● Task prompt: Produce an exact copy of all the records.

··········

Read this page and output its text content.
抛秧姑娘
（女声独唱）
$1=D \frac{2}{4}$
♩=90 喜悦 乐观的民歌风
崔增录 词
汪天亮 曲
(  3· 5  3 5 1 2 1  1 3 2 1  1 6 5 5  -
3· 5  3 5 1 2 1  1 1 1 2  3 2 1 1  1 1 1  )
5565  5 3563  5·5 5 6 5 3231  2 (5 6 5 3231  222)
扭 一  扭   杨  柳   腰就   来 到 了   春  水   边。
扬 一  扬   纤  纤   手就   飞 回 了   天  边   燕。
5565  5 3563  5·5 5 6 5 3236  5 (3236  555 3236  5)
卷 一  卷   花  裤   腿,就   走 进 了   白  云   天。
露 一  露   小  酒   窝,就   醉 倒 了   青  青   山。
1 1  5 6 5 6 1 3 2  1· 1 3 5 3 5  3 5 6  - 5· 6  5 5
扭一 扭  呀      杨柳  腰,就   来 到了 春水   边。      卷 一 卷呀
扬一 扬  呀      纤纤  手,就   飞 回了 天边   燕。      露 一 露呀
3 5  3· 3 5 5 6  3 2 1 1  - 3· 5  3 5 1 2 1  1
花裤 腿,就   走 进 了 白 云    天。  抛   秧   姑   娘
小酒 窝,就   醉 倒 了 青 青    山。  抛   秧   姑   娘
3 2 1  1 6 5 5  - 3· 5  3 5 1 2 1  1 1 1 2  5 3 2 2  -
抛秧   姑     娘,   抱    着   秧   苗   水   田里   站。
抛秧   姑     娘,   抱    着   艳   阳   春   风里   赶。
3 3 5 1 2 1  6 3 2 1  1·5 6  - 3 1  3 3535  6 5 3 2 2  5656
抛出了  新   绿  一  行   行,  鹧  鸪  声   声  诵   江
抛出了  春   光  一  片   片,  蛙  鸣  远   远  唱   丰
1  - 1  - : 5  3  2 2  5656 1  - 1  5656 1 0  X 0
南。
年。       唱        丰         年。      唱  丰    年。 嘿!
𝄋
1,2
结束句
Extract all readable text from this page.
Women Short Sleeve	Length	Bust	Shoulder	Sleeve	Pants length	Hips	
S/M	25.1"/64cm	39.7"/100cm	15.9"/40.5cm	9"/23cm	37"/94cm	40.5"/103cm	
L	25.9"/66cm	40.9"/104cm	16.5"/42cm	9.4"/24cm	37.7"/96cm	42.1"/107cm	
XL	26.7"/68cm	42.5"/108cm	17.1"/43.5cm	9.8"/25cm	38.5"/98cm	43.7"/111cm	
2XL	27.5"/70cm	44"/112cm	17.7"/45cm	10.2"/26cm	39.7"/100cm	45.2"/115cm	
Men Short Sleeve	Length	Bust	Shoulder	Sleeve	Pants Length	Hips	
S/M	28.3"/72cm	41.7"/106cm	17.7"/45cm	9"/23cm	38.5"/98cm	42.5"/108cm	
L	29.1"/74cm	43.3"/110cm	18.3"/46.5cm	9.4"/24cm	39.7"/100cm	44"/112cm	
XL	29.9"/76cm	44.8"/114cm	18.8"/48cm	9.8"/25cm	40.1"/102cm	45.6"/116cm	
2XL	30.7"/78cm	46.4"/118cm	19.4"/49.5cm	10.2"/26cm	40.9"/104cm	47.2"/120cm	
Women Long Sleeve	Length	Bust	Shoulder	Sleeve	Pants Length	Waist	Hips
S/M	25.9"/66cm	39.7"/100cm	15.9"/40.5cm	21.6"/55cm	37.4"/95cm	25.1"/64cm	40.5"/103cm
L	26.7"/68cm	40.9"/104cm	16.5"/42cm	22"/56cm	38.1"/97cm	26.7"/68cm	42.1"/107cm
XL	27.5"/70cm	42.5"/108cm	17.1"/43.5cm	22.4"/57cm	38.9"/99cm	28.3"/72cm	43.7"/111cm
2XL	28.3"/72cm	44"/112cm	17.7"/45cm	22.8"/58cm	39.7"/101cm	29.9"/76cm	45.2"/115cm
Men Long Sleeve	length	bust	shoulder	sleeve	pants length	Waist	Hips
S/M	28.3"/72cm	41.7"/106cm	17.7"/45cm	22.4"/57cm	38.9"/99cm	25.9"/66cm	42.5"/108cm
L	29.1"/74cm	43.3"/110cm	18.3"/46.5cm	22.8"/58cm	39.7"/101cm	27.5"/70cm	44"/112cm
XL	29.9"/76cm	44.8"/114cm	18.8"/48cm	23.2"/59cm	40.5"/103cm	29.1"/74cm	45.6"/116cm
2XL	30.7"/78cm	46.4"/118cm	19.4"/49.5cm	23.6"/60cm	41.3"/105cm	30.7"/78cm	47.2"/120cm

··········

● Written solution:
Read this page and output its text content.
抛秧姑娘
（女声独唱）
$1=D \frac{2}{4}$
♩=90 喜悦 乐观的民歌风
崔增录 词
汪天亮 曲
(  3· 5  3 5 1 2 1  1 3 2 1  1 6 5 5  -
3· 5  3 5 1 2 1  1 1 1 2  3 2 1 1  1 1 1  )
5565  5 3563  5·5 5 6 5 3231  2 (5 6 5 3231  222)
扭 一  扭   杨  柳   腰就   来 到 了   春  水   边。
扬 一  扬   纤  纤   手就   飞 回 了   天  边   燕。
5565  5 3563  5·5 5 6 5 3236  5 (3236  555 3236  5)
卷 一  卷   花  裤   腿,就   走 进 了   白  云   天。
露 一  露   小  酒   窝,就   醉 倒 了   青  青   山。
1 1  5 6 5 6 1 3 2  1· 1 3 5 3 5  3 5 6  - 5· 6  5 5
扭一 扭  呀      杨柳  腰,就   来 到了 春水   边。      卷 一 卷呀
扬一 扬  呀      纤纤  手,就   飞 回了 天边   燕。      露 一 露呀
3 5  3· 3 5 5 6  3 2 1 1  - 3· 5  3 5 1 2 1  1
花裤 腿,就   走 进 了 白 云    天。  抛   秧   姑   娘
小酒 窝,就   醉 倒 了 青 青    山。  抛   秧   姑   娘
3 2 1  1 6 5 5  - 3· 5  3 5 1 2 1  1 1 1 2  5 3 2 2  -
抛秧   姑     娘,   抱    着   秧   苗   水   田里   站。
抛秧   姑     娘,   抱    着   艳   阳   春   风里   赶。
3 3 5 1 2 1  6 3 2 1  1·5 6  - 3 1  3 3535  6 5 3 2 2  5656
抛出了  新   绿  一  行   行,  鹧  鸪  声   声  诵   江
抛出了  春   光  一  片   片,  蛙  鸣  远   远  唱   丰
1  - 1  - : 5  3  2 2  5656 1  - 1  5656 1 0  X 0
南。
年。       唱        丰         年。      唱  丰    年。 嘿!
𝄋
1,2
结束句
Extract all readable text from this page.
Women Short Sleeve	Length	Bust	Shoulder	Sleeve	Pants length	Hips	
S/M	25.1"/64cm	39.7"/100cm	15.9"/40.5cm	9"/23cm	37"/94cm	40.5"/103cm	
L	25.9"/66cm	40.9"/104cm	16.5"/42cm	9.4"/24cm	37.7"/96cm	42.1"/107cm	
XL	26.7"/68cm	42.5"/108cm	17.1"/43.5cm	9.8"/25cm	38.5"/98cm	43.7"/111cm	
2XL	27.5"/70cm	44"/112cm	17.7"/45cm	10.2"/26cm	39.7"/100cm	45.2"/115cm	
Men Short Sleeve	Length	Bust	Shoulder	Sleeve	Pants Length	Hips	
S/M	28.3"/72cm	41.7"/106cm	17.7"/45cm	9"/23cm	38.5"/98cm	42.5"/108cm	
L	29.1"/74cm	43.3"/110cm	18.3"/46.5cm	9.4"/24cm	39.7"/100cm	44"/112cm	
XL	29.9"/76cm	44.8"/114cm	18.8"/48cm	9.8"/25cm	40.1"/102cm	45.6"/116cm	
2XL	30.7"/78cm	46.4"/118cm	19.4"/49.5cm	10.2"/26cm	40.9"/104cm	47.2"/120cm	
Women Long Sleeve	Length	Bust	Shoulder	Sleeve	Pants Length	Waist	Hips
S/M	25.9"/66cm	39.7"/100cm	15.9"/40.5cm	21.6"/55cm	37.4"/95cm	25.1"/64cm	40.5"/103cm
L	26.7"/68cm	40.9"/104cm	16.5"/42cm	22"/56cm	38.1"/97cm	26.7"/68cm	42.1"/107cm
XL	27.5"/70cm	42.5"/108cm	17.1"/43.5cm	22.4"/57cm	38.9"/99cm	28.3"/72cm	43.7"/111cm
2XL	28.3"/72cm	44"/112cm	17.7"/45cm	22.8"/58cm	39.7"/101cm	29.9"/76cm	45.2"/115cm
Men Long Sleeve	length	bust	shoulder	sleeve	pants length	Waist	Hips
S/M	28.3"/72cm	41.7"/106cm	17.7"/45cm	22.4"/57cm	38.9"/99cm	25.9"/66cm	42.5"/108cm
L	29.1"/74cm	43.3"/110cm	18.3"/46.5cm	22.8"/58cm	39.7"/101cm	27.5"/70cm	44"/112cm
XL	29.9"/76cm	44.8"/114cm	18.8"/48cm	23.2"/59cm	40.5"/103cm	29.1"/74cm	45.6"/116cm
2XL	30.7"/78cm	46.4"/118cm	19.4"/49.5cm	23.6"/60cm	41.3"/105cm	30.7"/78cm	47.2"/120cm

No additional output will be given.